▸ **SUPPLIED TEXT**
March Q 08 – Net Cash Costs per lb of zinc where $1.20, with a negative operating margin of ($0.12). The company faired slightly better this quarter with higher throughput, June Q 08 – Net Cash Costs per lb of zinc where $1.01, with a slightly positive operating margin of $0.03. The company is only just keeping its head above the water as a result of hedging, but I just can’t see how with such high operating costs this mine will be able to continue if zinc prices remain low for a sustained period of time and especially once hedging contracts expire. Only a small proportion of zinc is hedged going forward now, so as with CBH will be interesting to see how things turn out in future quarters. I still can’t believe the CBH and PEM merger did not go through, seemed to be the most logical decision to bring down operating costs and make both companies more competitive going forward. 

Full year production of zinc for PEM was >90,000t. So if this was to be taken off the market, would be a fairly big hit to zinc supply. The company will have a lot of work if it is to reduce its high operating costs.


----------



## Spaghetti (14 August 2008)

Greens

Thinking along similiar lines as you and zinc does seem an obvious choice at some stage down the line.
OZ minerals would be Zinifex deposit, or did Oxiana have zinc deposits? I did hold Zinifex and the issue then was that their zinc supplies would only last 10 years and that was maybe 1 year ago. Mind you my research on zinc is as old so they may have proved up more since.

I agree though best to have the information at hand at before a boom in a metal starts rather than later as I normally do . I realised that by jumping on during hype times do can miss the huge potential gains and take away only some so best to be prepared.

Maybe a while though, unless market gets hungry for next big thing. 

May start a search when I have found the iron ore stock I want. Hard when the few good ones already seem to be valued accordingly so yes next project, the next big thing.


----------



## Spaghetti (14 August 2008)

Greens, you had answered my question re OZ minerals, I should read everything.

Little bit of reading, same conclusions, expected production pipelines may need to be reviewed as finance ,either bank or equity, may not be available to finance planned production.

The expected closure of Century mine (2015) will be a loss of major supply. Will see some of the smaller struggling miners being bought out by larger zinc miners that have lower costs enabling them to purchase current uneconomic ground for rock bottom prices.

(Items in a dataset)
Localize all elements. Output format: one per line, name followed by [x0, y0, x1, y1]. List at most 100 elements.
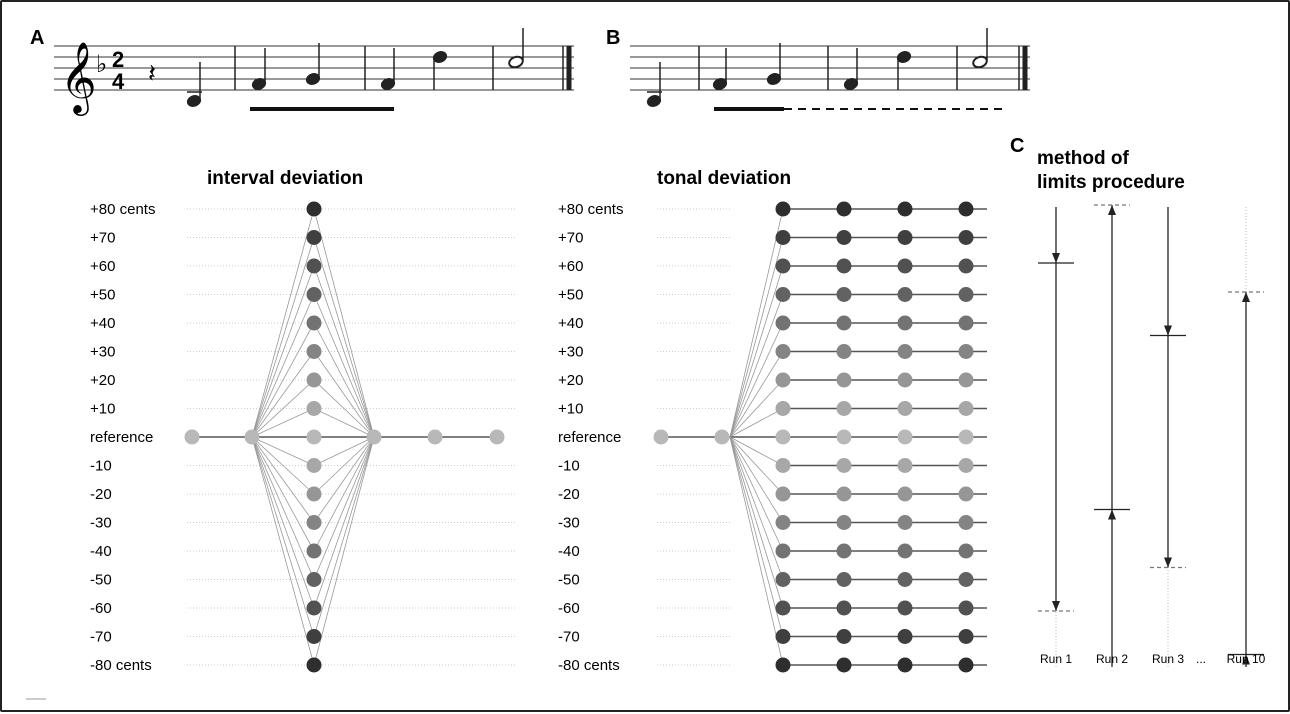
deviation-dot	[306, 372, 322, 388]
branch-line	[729, 436, 784, 637]
deviation-dot	[897, 458, 913, 473]
branch-line	[729, 265, 784, 438]
tonal-level-labels: +80 cents +70 +60 +50 +40 +30 +20 +10 reference -…	[558, 201, 623, 674]
branch-line	[313, 436, 375, 580]
branch-line	[251, 265, 315, 438]
deviation-dot	[836, 543, 852, 559]
interval-level-label: -20	[90, 486, 112, 503]
deviation-dot	[836, 600, 852, 616]
deviation-dot	[897, 372, 913, 388]
deviation-dot	[897, 629, 913, 644]
deviation-dot	[836, 458, 852, 473]
branch-line	[729, 436, 784, 580]
branch-line	[313, 237, 375, 438]
branch-line	[251, 408, 315, 438]
deviation-dot	[897, 201, 913, 217]
tonal-level-label: +50	[558, 287, 583, 304]
branch-line	[729, 436, 784, 495]
branch-line	[313, 408, 375, 438]
tonal-level-label: +10	[558, 401, 583, 418]
tonal-level-label: -20	[558, 486, 580, 503]
deviation-dot	[775, 372, 791, 388]
deviation-dot	[775, 629, 791, 644]
deviation-dot	[306, 515, 322, 530]
branch-line	[729, 351, 784, 438]
deviation-dot	[958, 629, 974, 644]
interval-level-label: -10	[90, 458, 112, 475]
deviation-dot	[897, 287, 913, 302]
deviation-dot	[897, 258, 913, 274]
branch-line	[729, 294, 784, 438]
branch-line	[729, 436, 784, 466]
deviation-dot	[306, 629, 322, 644]
branch-line	[251, 294, 315, 438]
deviation-dot	[306, 486, 322, 502]
run-label: Run 2	[1096, 652, 1128, 666]
run-label: Run 3	[1152, 652, 1184, 666]
branch-line	[729, 408, 784, 438]
panel-a-letter: A	[30, 27, 44, 49]
deviation-dot	[897, 315, 913, 331]
deviation-dot	[958, 486, 974, 502]
run-arrowhead	[1242, 292, 1250, 302]
deviation-dot	[306, 401, 322, 416]
deviation-dot	[775, 543, 791, 559]
deviation-dot	[958, 287, 974, 302]
interval-level-label: +50	[90, 287, 115, 304]
deviation-dot	[306, 458, 322, 473]
branch-line	[313, 208, 375, 438]
deviation-dot	[775, 201, 791, 217]
branch-line	[729, 436, 784, 523]
branch-line	[313, 294, 375, 438]
interval-level-label: +20	[90, 372, 115, 389]
branch-line	[313, 436, 375, 466]
method-of-limits-runs: Run 1 Run 2 Run 3 Run 10	[1038, 204, 1266, 667]
deviation-dot	[897, 344, 913, 359]
deviation-dot	[836, 629, 852, 644]
run-label: Run 10	[1227, 652, 1266, 666]
branch-line	[251, 436, 315, 495]
deviation-dot	[775, 401, 791, 416]
branch-line	[729, 436, 784, 552]
run-arrowhead	[1108, 509, 1116, 520]
deviation-dot	[775, 458, 791, 473]
deviation-dot	[958, 657, 974, 673]
panel-c-title-line2: limits procedure	[1037, 172, 1185, 193]
deviation-dot	[897, 543, 913, 559]
panel-a: A 𝄞 ♭ 2 4 𝄽	[30, 27, 574, 116]
tonal-level-label: -60	[558, 600, 580, 617]
panel-b-letter: B	[606, 27, 620, 49]
deviation-dot	[306, 344, 322, 359]
tonal-level-label: +60	[558, 258, 583, 275]
tonal-deviation-title: tonal deviation	[657, 168, 791, 189]
branch-line	[313, 436, 375, 609]
deviation-dot	[306, 258, 322, 274]
branch-line	[251, 436, 315, 609]
branch-line	[729, 379, 784, 438]
branch-line	[313, 265, 375, 438]
deviation-dot	[836, 401, 852, 416]
branch-line	[313, 351, 375, 438]
deviation-dot	[836, 258, 852, 274]
panel-c-title-line1: method of	[1037, 148, 1129, 169]
deviation-dot	[897, 401, 913, 416]
deviation-dot	[306, 600, 322, 616]
tonal-level-label: -50	[558, 572, 580, 589]
interval-level-label: -40	[90, 543, 112, 560]
branch-line	[313, 379, 375, 438]
reference-dot	[244, 429, 260, 445]
branch-line	[313, 436, 375, 552]
branch-line	[729, 322, 784, 438]
deviation-dot	[958, 572, 974, 587]
deviation-dot	[775, 657, 791, 673]
branch-line	[729, 208, 784, 438]
deviation-dot	[775, 287, 791, 302]
tonal-level-label: +40	[558, 315, 583, 332]
branch-line	[251, 436, 315, 523]
deviation-dot	[958, 515, 974, 530]
interval-level-label: -30	[90, 515, 112, 532]
branch-line	[251, 436, 315, 580]
reference-dot	[184, 429, 200, 445]
deviation-dot	[958, 258, 974, 274]
deviation-dot	[897, 657, 913, 673]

▸ **ACTIONS TO TAKE**
[A] Name every company mentioned in the zinc mining discussion.
[B] Answer these from the zinc mining discussion, one answer per line:
(i) What was the net cash cost per lb of zinc in the March Q 08?
(ii) How much zinc did PEM produce over the full year?
(iii) In what year is the Century mine expected to close?
[C] Carry on the zinc mining forum discussion from its final sentence.

▸ **EXPECTED RESPONSES**
[A] CBH, PEM, OZ minerals, Zinifex, Oxiana

[B]
(i) $1.20
(ii) More than 90,000t
(iii) 2015

[C]
The question remains when I guess.


----------



## Spaghetti (14 August 2008)

Have not done a real lot of research on zinc yet but TZN has me a little interested even though not done enough work to be at convinced stage yet. Undiluted m/c circa 200m.

Has just begun shipping from angus in SA. Looks lower grade than the others I have looked at today but has gold and copper credits plus had forward sales contracts in place so has positive hedgebook. Funds from angus operations will go toward development of Algerian operations of which TZN have 65% stake. Also 25% jv with OZ minerals menninine project. Terramin has an offtake agreement in place with Sampra metals for life of mine at Angus. They also provide financing etc etc.

Press release state they hope to have 100,000mt per annum from algeria though I cannot find any jorc that supports ..though they are at pre-feasibility stage so scratch my head over that one..or missing something on my searches.

Fosters had a price target of $10/share before all this market turmoil..whether time will realise this potential or not during choppy times is yet to be seen but considering they have done this well so far during poor zinc time may well be a good sign they will flourish in better times.
http://www.theaustralian.news.com.au/story/0,25197,22779681-5005200,00.html

Note sure of Alegeria risk profile but overall looks like a company worth at least researching.


----------



## GREENS (15 August 2008)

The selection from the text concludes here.